> Exercise: Scan the records and identify every line in which the string "Suspended" occurs, then return those lines.

> Data for the task:

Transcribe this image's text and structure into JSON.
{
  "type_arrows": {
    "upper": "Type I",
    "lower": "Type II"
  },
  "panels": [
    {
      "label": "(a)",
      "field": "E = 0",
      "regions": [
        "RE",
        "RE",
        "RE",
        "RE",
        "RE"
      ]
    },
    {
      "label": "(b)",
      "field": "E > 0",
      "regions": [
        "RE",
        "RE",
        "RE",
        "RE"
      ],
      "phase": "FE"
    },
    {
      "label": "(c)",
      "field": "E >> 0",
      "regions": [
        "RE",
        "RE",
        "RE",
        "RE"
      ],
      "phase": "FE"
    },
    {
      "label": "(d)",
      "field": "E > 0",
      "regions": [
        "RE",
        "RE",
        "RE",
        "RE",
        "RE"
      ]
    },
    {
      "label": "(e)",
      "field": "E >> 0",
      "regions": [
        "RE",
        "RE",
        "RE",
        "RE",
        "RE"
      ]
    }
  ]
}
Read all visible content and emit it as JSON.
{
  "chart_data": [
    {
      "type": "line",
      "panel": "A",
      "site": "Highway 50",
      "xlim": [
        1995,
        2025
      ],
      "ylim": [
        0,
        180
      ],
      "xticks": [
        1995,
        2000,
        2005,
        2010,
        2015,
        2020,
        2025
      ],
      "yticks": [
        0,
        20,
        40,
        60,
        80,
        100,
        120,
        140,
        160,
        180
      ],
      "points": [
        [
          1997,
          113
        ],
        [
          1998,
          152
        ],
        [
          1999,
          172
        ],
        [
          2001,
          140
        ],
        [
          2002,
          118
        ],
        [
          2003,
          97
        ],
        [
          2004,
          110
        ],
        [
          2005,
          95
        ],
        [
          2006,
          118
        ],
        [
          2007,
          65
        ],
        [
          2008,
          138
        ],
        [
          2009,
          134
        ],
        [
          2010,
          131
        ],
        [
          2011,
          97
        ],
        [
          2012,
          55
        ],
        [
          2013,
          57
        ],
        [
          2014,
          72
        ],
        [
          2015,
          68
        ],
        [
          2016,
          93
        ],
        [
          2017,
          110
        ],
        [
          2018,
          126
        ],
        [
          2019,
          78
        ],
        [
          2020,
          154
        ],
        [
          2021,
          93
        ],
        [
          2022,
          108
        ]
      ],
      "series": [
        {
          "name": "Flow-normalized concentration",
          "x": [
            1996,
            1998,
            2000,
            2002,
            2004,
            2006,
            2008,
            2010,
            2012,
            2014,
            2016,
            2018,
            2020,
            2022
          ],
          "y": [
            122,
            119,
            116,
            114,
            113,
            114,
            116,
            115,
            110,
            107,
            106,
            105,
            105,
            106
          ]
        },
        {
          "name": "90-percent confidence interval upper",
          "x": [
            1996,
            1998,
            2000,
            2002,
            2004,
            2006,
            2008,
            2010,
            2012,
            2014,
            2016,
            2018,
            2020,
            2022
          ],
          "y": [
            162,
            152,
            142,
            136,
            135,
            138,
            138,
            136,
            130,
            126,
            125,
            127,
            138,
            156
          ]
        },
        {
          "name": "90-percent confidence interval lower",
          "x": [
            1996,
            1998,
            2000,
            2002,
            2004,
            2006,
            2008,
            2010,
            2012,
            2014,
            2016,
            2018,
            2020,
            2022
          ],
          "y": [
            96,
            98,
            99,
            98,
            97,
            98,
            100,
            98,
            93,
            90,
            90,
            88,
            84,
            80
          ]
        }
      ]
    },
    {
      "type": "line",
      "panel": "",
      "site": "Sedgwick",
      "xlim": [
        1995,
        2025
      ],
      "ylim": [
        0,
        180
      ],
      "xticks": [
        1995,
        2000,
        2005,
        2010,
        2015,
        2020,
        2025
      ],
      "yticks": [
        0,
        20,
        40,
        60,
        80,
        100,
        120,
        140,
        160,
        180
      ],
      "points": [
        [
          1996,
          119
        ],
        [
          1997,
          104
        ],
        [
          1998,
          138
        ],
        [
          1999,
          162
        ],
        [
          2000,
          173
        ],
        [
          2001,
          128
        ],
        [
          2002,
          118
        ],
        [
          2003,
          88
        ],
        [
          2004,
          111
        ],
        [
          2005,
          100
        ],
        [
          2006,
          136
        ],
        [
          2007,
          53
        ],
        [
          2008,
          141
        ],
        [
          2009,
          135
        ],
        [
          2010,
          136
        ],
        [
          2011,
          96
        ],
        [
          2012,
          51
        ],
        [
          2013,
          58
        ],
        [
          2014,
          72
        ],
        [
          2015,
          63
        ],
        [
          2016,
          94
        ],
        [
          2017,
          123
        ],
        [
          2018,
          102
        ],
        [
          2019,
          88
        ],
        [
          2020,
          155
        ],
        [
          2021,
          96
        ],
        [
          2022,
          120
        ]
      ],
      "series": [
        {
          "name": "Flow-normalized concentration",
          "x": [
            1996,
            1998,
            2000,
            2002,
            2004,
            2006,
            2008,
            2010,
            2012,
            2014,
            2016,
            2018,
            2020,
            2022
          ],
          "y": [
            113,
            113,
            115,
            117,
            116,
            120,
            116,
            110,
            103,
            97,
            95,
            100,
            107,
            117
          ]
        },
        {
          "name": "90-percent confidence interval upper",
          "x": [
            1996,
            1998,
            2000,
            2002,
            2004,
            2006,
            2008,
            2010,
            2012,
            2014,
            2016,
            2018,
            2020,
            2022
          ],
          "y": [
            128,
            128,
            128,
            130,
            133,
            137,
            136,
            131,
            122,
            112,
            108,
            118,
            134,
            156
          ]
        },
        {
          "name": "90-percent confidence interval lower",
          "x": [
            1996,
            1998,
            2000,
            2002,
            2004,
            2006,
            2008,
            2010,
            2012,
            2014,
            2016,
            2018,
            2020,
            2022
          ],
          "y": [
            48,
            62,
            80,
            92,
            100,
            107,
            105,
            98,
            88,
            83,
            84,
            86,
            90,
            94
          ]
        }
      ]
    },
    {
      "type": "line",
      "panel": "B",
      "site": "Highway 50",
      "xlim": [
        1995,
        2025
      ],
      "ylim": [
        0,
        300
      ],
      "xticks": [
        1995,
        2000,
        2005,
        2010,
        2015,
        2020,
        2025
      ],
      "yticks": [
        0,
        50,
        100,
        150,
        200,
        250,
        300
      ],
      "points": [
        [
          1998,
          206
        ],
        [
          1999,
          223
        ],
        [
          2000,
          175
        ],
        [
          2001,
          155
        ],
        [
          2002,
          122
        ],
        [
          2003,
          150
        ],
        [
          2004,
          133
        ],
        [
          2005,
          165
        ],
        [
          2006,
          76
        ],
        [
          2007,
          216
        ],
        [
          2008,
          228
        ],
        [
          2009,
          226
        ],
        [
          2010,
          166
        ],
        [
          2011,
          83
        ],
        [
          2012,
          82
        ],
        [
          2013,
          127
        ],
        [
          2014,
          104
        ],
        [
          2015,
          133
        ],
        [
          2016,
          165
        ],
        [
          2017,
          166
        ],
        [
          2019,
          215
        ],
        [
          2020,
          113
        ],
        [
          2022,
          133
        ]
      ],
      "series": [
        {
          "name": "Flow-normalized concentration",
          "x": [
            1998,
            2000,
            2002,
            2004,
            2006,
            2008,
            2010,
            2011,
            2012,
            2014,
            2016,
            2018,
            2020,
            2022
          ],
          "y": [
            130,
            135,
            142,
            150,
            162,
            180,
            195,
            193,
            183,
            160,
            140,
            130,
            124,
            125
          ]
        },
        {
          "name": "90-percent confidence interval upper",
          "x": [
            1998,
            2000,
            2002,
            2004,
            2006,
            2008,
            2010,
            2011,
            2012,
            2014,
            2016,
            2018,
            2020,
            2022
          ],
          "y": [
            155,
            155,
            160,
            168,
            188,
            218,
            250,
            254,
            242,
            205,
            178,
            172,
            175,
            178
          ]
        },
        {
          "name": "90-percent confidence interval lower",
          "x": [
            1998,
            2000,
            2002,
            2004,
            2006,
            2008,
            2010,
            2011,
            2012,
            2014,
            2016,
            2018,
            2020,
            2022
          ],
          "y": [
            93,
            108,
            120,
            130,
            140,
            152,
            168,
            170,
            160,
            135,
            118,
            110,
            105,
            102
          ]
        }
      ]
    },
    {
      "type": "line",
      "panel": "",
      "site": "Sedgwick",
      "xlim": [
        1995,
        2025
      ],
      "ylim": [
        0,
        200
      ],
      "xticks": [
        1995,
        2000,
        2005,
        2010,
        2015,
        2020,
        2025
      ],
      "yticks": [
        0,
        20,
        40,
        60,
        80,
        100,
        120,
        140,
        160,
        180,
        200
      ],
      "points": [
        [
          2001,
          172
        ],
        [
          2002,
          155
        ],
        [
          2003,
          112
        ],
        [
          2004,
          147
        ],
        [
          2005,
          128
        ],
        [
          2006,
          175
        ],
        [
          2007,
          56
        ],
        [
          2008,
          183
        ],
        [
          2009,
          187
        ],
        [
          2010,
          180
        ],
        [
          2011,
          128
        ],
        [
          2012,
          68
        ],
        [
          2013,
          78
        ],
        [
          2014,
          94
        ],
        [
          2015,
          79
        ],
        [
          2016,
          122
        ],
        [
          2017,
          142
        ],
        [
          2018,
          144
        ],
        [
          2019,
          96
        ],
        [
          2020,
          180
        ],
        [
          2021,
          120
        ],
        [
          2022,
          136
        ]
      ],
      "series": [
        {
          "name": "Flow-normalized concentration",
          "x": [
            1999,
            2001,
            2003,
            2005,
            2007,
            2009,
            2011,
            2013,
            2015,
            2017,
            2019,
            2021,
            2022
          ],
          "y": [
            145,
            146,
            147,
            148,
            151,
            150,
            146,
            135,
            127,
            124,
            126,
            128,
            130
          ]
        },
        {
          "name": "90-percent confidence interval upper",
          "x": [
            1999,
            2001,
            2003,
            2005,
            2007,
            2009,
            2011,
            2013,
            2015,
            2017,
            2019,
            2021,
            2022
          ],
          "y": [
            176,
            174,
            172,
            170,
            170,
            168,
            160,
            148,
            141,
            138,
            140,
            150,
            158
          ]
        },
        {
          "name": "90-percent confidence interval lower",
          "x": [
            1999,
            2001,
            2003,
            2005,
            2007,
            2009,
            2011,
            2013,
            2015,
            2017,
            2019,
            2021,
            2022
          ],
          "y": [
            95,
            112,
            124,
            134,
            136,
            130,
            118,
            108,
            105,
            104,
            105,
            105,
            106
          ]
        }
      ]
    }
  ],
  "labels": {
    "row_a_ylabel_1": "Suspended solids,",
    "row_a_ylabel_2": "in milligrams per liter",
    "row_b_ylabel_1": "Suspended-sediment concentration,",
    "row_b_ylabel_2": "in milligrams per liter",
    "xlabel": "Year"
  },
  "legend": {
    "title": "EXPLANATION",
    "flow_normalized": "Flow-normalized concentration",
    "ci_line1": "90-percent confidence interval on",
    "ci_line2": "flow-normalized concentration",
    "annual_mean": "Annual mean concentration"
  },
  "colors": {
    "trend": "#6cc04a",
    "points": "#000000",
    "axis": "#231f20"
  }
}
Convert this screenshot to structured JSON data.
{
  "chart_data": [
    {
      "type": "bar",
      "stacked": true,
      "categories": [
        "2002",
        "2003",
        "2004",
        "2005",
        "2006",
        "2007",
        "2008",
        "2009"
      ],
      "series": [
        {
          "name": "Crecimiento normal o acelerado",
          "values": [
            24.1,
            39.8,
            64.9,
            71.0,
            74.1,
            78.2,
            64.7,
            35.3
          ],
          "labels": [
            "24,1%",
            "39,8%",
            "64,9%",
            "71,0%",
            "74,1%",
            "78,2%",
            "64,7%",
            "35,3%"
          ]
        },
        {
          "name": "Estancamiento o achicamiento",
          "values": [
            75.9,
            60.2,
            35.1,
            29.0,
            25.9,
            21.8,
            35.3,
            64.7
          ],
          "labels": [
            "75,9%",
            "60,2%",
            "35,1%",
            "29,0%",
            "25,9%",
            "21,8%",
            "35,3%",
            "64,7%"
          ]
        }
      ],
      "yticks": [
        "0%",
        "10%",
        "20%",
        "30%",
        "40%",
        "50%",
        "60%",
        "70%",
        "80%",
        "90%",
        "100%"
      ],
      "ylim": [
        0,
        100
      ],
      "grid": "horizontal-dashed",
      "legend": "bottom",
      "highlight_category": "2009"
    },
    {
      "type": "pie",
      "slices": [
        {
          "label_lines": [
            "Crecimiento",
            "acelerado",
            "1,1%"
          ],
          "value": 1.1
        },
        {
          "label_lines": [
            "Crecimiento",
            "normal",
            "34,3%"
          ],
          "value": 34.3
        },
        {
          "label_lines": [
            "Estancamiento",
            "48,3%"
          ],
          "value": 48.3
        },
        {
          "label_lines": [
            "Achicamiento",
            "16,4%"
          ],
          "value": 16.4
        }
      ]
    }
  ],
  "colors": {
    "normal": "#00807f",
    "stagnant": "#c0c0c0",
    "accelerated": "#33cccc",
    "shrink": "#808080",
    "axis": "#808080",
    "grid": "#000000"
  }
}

> Task result:
    "row_a_ylabel_1": "Suspended solids,",
    "row_b_ylabel_1": "Suspended-sediment concentration,",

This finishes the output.